*Requirement*
Copy every line from the data below in which the string "Firm" can be found.

*Data provided*
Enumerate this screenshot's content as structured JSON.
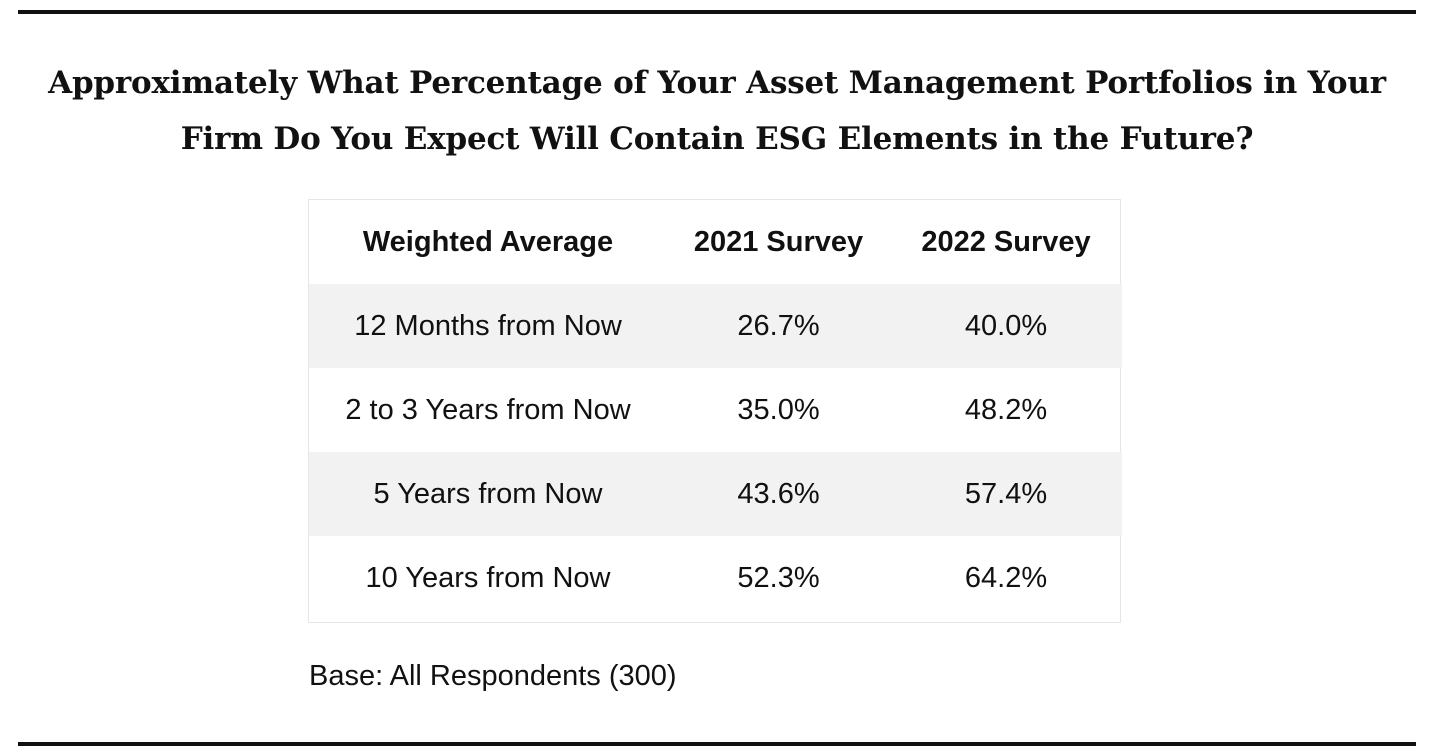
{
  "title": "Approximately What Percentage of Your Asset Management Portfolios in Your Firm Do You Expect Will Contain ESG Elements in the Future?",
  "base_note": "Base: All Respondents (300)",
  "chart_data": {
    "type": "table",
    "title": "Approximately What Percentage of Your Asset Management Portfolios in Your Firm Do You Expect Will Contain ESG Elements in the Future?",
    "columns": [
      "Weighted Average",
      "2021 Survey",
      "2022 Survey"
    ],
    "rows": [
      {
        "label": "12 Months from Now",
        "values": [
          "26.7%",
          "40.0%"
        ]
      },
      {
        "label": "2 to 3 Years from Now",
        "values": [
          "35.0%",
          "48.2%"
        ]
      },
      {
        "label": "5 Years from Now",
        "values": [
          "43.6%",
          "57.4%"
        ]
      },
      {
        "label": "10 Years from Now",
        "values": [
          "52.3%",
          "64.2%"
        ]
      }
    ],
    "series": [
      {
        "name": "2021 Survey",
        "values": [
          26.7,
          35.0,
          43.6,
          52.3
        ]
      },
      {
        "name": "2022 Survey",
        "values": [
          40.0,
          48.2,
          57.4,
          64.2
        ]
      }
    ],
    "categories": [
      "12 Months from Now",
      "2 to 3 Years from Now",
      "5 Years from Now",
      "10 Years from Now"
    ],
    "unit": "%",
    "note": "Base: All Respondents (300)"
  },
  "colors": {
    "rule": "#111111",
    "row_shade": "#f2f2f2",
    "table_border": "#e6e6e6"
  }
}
==
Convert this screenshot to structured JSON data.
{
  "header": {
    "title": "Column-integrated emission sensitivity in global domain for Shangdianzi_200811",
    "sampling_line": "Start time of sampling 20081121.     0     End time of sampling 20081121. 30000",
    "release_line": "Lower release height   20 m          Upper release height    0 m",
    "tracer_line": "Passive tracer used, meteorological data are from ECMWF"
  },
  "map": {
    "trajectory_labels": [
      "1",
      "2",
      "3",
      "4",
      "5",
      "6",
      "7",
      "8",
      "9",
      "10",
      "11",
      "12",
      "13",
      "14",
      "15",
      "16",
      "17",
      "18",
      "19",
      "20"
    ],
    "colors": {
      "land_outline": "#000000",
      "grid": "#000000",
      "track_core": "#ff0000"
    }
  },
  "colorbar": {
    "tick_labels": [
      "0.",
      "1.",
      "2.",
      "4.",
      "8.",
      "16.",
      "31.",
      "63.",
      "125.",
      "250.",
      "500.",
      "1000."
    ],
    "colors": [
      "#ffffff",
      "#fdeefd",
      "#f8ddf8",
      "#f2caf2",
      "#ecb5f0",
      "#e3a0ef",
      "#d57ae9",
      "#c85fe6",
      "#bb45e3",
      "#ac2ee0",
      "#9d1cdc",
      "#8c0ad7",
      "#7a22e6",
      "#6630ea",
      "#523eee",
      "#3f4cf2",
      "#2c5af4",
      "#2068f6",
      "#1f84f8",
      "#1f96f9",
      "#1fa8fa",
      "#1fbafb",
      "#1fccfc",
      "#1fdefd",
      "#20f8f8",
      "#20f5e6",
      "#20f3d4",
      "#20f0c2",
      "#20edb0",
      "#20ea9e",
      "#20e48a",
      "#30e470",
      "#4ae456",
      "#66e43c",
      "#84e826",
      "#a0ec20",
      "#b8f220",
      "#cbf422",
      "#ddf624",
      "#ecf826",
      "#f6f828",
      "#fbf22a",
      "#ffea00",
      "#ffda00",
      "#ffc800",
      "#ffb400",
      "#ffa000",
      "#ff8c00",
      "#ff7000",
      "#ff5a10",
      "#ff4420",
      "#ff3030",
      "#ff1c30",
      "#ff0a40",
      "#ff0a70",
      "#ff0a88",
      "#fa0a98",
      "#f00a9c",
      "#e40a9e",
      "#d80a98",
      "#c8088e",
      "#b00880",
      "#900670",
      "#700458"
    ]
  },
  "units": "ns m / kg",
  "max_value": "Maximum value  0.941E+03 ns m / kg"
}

*Response to this task*
  "title": "Approximately What Percentage of Your Asset Management Portfolios in Your Firm Do You Expect Will Contain ESG Elements in the Future?",
    "title": "Approximately What Percentage of Your Asset Management Portfolios in Your Firm Do You Expect Will Contain ESG Elements in the Future?",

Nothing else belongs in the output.